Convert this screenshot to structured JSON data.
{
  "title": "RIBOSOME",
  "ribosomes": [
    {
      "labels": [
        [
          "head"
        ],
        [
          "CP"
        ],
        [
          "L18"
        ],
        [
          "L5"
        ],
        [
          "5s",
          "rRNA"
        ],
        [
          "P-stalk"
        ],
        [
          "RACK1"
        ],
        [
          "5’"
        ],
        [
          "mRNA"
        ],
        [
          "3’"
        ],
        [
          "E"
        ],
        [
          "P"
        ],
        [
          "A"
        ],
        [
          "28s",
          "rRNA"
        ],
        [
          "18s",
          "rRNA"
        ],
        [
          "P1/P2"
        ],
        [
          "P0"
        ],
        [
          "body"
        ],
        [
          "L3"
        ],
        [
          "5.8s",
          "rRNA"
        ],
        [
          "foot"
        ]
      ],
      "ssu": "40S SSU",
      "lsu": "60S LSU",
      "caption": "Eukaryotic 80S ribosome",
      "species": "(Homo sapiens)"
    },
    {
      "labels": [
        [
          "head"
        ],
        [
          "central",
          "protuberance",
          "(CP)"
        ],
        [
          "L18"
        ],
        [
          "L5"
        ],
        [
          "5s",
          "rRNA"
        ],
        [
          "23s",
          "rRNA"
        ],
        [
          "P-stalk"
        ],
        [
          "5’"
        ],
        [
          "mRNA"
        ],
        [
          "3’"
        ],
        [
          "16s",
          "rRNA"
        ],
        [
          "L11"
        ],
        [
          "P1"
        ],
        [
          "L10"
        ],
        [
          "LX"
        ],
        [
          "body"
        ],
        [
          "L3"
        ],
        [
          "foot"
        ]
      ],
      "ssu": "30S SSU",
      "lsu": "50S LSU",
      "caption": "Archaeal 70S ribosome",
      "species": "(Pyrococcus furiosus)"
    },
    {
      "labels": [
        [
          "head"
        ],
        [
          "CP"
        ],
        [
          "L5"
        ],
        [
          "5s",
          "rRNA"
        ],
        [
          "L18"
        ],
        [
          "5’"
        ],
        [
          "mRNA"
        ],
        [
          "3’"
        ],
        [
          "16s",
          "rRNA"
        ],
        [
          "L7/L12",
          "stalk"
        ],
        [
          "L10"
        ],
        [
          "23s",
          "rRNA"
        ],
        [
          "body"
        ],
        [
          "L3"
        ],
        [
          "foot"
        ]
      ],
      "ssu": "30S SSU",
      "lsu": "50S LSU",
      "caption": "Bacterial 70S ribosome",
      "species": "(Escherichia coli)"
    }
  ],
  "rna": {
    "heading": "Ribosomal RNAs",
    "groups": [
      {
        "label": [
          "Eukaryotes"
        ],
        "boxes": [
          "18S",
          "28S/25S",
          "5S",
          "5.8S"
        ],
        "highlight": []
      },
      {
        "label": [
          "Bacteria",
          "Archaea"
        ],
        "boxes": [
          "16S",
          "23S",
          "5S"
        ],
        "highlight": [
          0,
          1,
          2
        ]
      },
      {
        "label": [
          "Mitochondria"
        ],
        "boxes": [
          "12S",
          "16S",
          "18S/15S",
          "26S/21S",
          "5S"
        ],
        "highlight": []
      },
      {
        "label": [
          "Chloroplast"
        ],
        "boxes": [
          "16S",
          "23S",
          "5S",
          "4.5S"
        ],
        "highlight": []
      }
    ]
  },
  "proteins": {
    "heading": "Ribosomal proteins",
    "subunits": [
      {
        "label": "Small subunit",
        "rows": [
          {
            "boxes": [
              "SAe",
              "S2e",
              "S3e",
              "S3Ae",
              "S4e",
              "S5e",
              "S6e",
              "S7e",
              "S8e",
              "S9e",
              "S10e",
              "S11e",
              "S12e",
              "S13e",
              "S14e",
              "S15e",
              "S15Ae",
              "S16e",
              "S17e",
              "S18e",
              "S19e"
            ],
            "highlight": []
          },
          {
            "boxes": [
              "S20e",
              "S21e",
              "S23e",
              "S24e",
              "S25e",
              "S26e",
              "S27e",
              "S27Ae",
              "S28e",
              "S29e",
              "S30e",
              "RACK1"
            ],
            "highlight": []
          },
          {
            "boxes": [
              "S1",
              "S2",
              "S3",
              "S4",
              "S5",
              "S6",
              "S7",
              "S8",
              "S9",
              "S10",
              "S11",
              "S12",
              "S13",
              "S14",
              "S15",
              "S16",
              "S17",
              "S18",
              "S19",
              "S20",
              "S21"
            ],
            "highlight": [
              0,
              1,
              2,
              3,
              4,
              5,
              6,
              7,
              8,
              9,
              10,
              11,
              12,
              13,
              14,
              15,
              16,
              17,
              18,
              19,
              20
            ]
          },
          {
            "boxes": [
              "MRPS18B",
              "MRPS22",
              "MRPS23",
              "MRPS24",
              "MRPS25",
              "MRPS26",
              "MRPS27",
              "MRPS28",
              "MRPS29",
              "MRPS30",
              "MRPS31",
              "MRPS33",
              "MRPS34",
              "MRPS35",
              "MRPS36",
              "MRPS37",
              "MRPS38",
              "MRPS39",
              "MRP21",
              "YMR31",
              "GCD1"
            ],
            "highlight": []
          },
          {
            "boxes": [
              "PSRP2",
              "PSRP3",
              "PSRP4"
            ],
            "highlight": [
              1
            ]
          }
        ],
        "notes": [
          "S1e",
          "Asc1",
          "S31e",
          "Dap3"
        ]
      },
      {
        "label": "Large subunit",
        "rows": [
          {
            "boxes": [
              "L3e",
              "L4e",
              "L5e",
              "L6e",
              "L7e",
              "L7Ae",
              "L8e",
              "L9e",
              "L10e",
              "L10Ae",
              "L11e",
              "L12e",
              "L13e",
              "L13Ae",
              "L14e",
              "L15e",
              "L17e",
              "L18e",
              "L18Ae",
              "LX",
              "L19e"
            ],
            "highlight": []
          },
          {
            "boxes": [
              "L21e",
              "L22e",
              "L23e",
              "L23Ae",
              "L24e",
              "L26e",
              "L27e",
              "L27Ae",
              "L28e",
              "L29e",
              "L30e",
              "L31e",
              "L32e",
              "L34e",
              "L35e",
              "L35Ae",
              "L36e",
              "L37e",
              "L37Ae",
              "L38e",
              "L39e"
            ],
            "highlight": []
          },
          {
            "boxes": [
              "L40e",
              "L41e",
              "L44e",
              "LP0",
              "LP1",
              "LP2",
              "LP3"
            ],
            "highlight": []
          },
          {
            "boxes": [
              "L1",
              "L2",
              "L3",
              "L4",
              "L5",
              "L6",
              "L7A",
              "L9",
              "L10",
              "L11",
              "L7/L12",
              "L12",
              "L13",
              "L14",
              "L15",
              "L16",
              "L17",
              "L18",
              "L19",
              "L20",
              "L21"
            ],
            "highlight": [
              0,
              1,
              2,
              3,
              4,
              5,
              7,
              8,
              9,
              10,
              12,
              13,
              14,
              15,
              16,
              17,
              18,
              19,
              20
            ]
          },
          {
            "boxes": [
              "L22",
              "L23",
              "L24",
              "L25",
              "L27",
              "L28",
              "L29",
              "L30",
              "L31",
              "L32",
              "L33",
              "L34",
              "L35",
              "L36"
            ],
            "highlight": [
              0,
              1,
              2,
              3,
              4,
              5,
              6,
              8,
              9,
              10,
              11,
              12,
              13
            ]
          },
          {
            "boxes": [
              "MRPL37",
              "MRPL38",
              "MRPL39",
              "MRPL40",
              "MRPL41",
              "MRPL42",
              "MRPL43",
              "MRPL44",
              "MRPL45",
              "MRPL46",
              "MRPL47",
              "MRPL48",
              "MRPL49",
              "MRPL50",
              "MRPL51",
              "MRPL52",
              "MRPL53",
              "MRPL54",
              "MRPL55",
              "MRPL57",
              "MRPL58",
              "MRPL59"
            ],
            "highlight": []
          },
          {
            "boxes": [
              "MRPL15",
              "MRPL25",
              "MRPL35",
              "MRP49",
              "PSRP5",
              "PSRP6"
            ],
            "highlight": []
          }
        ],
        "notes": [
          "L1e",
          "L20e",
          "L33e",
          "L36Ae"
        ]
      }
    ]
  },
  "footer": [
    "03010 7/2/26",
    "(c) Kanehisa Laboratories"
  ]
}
-------
* _Work item_: For each line of the data that includes the word "species", return a copy of it.

* _Solution to this problem_:
      "species": "(Homo sapiens)"
      "species": "(Pyrococcus furiosus)"
      "species": "(Escherichia coli)"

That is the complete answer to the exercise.